[Directions for this task]:
Extract the lines that carry the string "JSON" from the listing.

-- BEGIN Dataset records --

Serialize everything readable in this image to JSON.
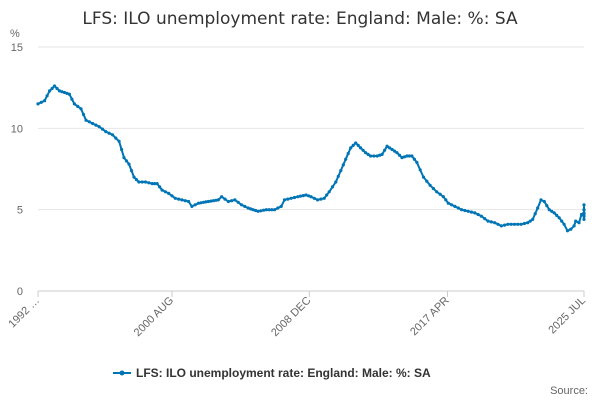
{
  "chart_data": {
    "type": "line",
    "title": "LFS: ILO unemployment rate: England: Male: %: SA",
    "unit_label": "%",
    "xlabel": "",
    "ylabel": "",
    "ylim": [
      0,
      15
    ],
    "y_ticks": [
      "0",
      "5",
      "10",
      "15"
    ],
    "x_tick_labels": [
      "1992 …",
      "2000 AUG",
      "2008 DEC",
      "2017 APR",
      "2025 JUL"
    ],
    "x_tick_values": [
      1992.5,
      2000.6,
      2008.9,
      2017.25,
      2025.5
    ],
    "xlim": [
      1992.5,
      2025.5
    ],
    "grid": true,
    "legend_position": "bottom",
    "color": "#0075b5",
    "series": [
      {
        "name": "LFS: ILO unemployment rate: England: Male: %: SA",
        "points": [
          [
            1992.5,
            11.5
          ],
          [
            1992.9,
            11.7
          ],
          [
            1993.2,
            12.3
          ],
          [
            1993.5,
            12.6
          ],
          [
            1993.8,
            12.3
          ],
          [
            1994.1,
            12.2
          ],
          [
            1994.4,
            12.1
          ],
          [
            1994.7,
            11.5
          ],
          [
            1995.1,
            11.2
          ],
          [
            1995.4,
            10.5
          ],
          [
            1995.8,
            10.3
          ],
          [
            1996.2,
            10.1
          ],
          [
            1996.6,
            9.8
          ],
          [
            1997.0,
            9.6
          ],
          [
            1997.4,
            9.2
          ],
          [
            1997.7,
            8.2
          ],
          [
            1998.0,
            7.8
          ],
          [
            1998.3,
            7.0
          ],
          [
            1998.6,
            6.7
          ],
          [
            1999.0,
            6.7
          ],
          [
            1999.4,
            6.6
          ],
          [
            1999.7,
            6.6
          ],
          [
            2000.0,
            6.2
          ],
          [
            2000.4,
            6.0
          ],
          [
            2000.8,
            5.7
          ],
          [
            2001.2,
            5.6
          ],
          [
            2001.6,
            5.5
          ],
          [
            2001.8,
            5.2
          ],
          [
            2002.2,
            5.4
          ],
          [
            2002.8,
            5.5
          ],
          [
            2003.4,
            5.6
          ],
          [
            2003.6,
            5.8
          ],
          [
            2004.0,
            5.5
          ],
          [
            2004.4,
            5.6
          ],
          [
            2004.8,
            5.3
          ],
          [
            2005.2,
            5.1
          ],
          [
            2005.8,
            4.9
          ],
          [
            2006.3,
            5.0
          ],
          [
            2006.8,
            5.0
          ],
          [
            2007.2,
            5.2
          ],
          [
            2007.4,
            5.6
          ],
          [
            2007.8,
            5.7
          ],
          [
            2008.2,
            5.8
          ],
          [
            2008.7,
            5.9
          ],
          [
            2009.0,
            5.8
          ],
          [
            2009.4,
            5.6
          ],
          [
            2009.8,
            5.7
          ],
          [
            2010.1,
            6.1
          ],
          [
            2010.5,
            6.7
          ],
          [
            2010.8,
            7.4
          ],
          [
            2011.1,
            8.1
          ],
          [
            2011.4,
            8.8
          ],
          [
            2011.7,
            9.1
          ],
          [
            2012.0,
            8.8
          ],
          [
            2012.3,
            8.5
          ],
          [
            2012.6,
            8.3
          ],
          [
            2013.0,
            8.3
          ],
          [
            2013.3,
            8.4
          ],
          [
            2013.6,
            8.9
          ],
          [
            2013.9,
            8.7
          ],
          [
            2014.2,
            8.5
          ],
          [
            2014.5,
            8.2
          ],
          [
            2014.8,
            8.3
          ],
          [
            2015.1,
            8.3
          ],
          [
            2015.4,
            7.9
          ],
          [
            2015.8,
            7.0
          ],
          [
            2016.2,
            6.5
          ],
          [
            2016.6,
            6.1
          ],
          [
            2017.0,
            5.8
          ],
          [
            2017.3,
            5.4
          ],
          [
            2017.7,
            5.2
          ],
          [
            2018.1,
            5.0
          ],
          [
            2018.5,
            4.9
          ],
          [
            2018.9,
            4.8
          ],
          [
            2019.3,
            4.6
          ],
          [
            2019.7,
            4.3
          ],
          [
            2020.1,
            4.2
          ],
          [
            2020.5,
            4.0
          ],
          [
            2020.9,
            4.1
          ],
          [
            2021.3,
            4.1
          ],
          [
            2021.7,
            4.1
          ],
          [
            2022.1,
            4.2
          ],
          [
            2022.4,
            4.4
          ],
          [
            2022.7,
            5.1
          ],
          [
            2022.9,
            5.6
          ],
          [
            2023.1,
            5.5
          ],
          [
            2023.4,
            5.0
          ],
          [
            2023.7,
            4.8
          ],
          [
            2024.0,
            4.5
          ],
          [
            2024.3,
            4.1
          ],
          [
            2024.5,
            3.7
          ],
          [
            2024.7,
            3.8
          ],
          [
            2024.9,
            4.0
          ],
          [
            2025.0,
            4.3
          ],
          [
            2025.2,
            4.2
          ],
          [
            2025.35,
            4.7
          ],
          [
            2025.5,
            4.8
          ],
          [
            2025.7,
            4.4
          ],
          [
            2025.85,
            4.6
          ],
          [
            2026.0,
            4.7
          ],
          [
            2026.2,
            4.6
          ],
          [
            2026.4,
            5.0
          ],
          [
            2026.55,
            5.0
          ],
          [
            2026.7,
            5.3
          ]
        ]
      }
    ],
    "source_label": "Source:"
  }
}
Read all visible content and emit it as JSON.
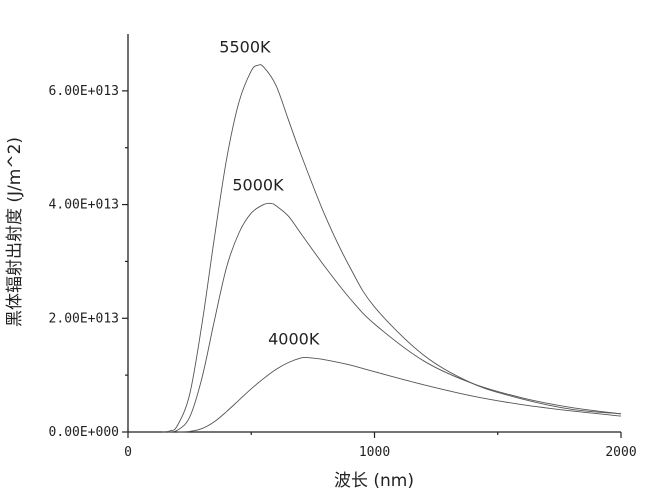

-- END Dataset records --

[Right answer]:
Serialize everything readable in this image to JSON.
Read all visible content and emit it as JSON.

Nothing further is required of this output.